◆ What the exercise asks
Give the data again, word for word.

◆ Data in this exercise
····················

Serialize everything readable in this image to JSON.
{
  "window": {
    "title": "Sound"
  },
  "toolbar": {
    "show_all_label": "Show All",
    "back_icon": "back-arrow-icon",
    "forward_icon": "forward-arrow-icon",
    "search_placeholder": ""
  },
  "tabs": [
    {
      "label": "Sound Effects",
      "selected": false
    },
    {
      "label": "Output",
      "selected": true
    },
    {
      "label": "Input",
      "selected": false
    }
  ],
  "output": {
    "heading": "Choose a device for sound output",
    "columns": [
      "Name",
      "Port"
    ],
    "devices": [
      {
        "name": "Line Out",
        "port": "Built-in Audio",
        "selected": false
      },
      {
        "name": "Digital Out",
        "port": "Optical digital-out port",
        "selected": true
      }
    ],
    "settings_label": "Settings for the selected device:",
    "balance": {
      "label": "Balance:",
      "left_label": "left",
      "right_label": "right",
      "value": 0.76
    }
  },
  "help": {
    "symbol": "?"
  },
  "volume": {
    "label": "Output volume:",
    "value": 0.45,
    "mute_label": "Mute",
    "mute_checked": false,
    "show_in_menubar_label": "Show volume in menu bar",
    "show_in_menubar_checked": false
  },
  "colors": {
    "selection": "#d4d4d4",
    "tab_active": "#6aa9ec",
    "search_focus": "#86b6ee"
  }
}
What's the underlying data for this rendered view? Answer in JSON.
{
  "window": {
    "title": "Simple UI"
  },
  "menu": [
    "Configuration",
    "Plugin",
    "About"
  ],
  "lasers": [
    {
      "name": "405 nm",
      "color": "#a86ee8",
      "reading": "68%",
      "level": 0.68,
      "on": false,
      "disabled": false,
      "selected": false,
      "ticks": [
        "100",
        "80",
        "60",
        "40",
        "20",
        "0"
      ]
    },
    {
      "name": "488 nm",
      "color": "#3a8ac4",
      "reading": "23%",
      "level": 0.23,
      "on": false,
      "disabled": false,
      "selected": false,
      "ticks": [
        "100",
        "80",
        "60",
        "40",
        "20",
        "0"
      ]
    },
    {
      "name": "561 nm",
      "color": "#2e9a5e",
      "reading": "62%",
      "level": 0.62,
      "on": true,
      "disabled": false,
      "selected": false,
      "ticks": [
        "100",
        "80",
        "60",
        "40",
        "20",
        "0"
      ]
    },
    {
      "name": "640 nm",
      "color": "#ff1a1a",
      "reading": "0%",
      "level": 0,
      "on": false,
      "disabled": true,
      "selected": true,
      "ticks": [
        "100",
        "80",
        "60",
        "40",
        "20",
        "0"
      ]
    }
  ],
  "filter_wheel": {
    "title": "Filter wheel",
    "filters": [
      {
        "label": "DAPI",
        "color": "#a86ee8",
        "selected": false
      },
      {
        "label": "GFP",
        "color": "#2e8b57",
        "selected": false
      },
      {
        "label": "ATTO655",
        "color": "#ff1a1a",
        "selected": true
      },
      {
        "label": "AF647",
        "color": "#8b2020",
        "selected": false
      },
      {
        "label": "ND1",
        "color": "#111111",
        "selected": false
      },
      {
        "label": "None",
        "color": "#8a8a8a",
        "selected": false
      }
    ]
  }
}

····················

◆ Solution to the problem
Serialize everything readable in this image to JSON.
{
  "window": {
    "title": "Sound"
  },
  "toolbar": {
    "show_all_label": "Show All",
    "back_icon": "back-arrow-icon",
    "forward_icon": "forward-arrow-icon",
    "search_placeholder": ""
  },
  "tabs": [
    {
      "label": "Sound Effects",
      "selected": false
    },
    {
      "label": "Output",
      "selected": true
    },
    {
      "label": "Input",
      "selected": false
    }
  ],
  "output": {
    "heading": "Choose a device for sound output",
    "columns": [
      "Name",
      "Port"
    ],
    "devices": [
      {
        "name": "Line Out",
        "port": "Built-in Audio",
        "selected": false
      },
      {
        "name": "Digital Out",
        "port": "Optical digital-out port",
        "selected": true
      }
    ],
    "settings_label": "Settings for the selected device:",
    "balance": {
      "label": "Balance:",
      "left_label": "left",
      "right_label": "right",
      "value": 0.76
    }
  },
  "help": {
    "symbol": "?"
  },
  "volume": {
    "label": "Output volume:",
    "value": 0.45,
    "mute_label": "Mute",
    "mute_checked": false,
    "show_in_menubar_label": "Show volume in menu bar",
    "show_in_menubar_checked": false
  },
  "colors": {
    "selection": "#d4d4d4",
    "tab_active": "#6aa9ec",
    "search_focus": "#86b6ee"
  }
}
What's the underlying data for this rendered view? Answer in JSON.
{
  "window": {
    "title": "Simple UI"
  },
  "menu": [
    "Configuration",
    "Plugin",
    "About"
  ],
  "lasers": [
    {
      "name": "405 nm",
      "color": "#a86ee8",
      "reading": "68%",
      "level": 0.68,
      "on": false,
      "disabled": false,
      "selected": false,
      "ticks": [
        "100",
        "80",
        "60",
        "40",
        "20",
        "0"
      ]
    },
    {
      "name": "488 nm",
      "color": "#3a8ac4",
      "reading": "23%",
      "level": 0.23,
      "on": false,
      "disabled": false,
      "selected": false,
      "ticks": [
        "100",
        "80",
        "60",
        "40",
        "20",
        "0"
      ]
    },
    {
      "name": "561 nm",
      "color": "#2e9a5e",
      "reading": "62%",
      "level": 0.62,
      "on": true,
      "disabled": false,
      "selected": false,
      "ticks": [
        "100",
        "80",
        "60",
        "40",
        "20",
        "0"
      ]
    },
    {
      "name": "640 nm",
      "color": "#ff1a1a",
      "reading": "0%",
      "level": 0,
      "on": false,
      "disabled": true,
      "selected": true,
      "ticks": [
        "100",
        "80",
        "60",
        "40",
        "20",
        "0"
      ]
    }
  ],
  "filter_wheel": {
    "title": "Filter wheel",
    "filters": [
      {
        "label": "DAPI",
        "color": "#a86ee8",
        "selected": false
      },
      {
        "label": "GFP",
        "color": "#2e8b57",
        "selected": false
      },
      {
        "label": "ATTO655",
        "color": "#ff1a1a",
        "selected": true
      },
      {
        "label": "AF647",
        "color": "#8b2020",
        "selected": false
      },
      {
        "label": "ND1",
        "color": "#111111",
        "selected": false
      },
      {
        "label": "None",
        "color": "#8a8a8a",
        "selected": false
      }
    ]
  }
}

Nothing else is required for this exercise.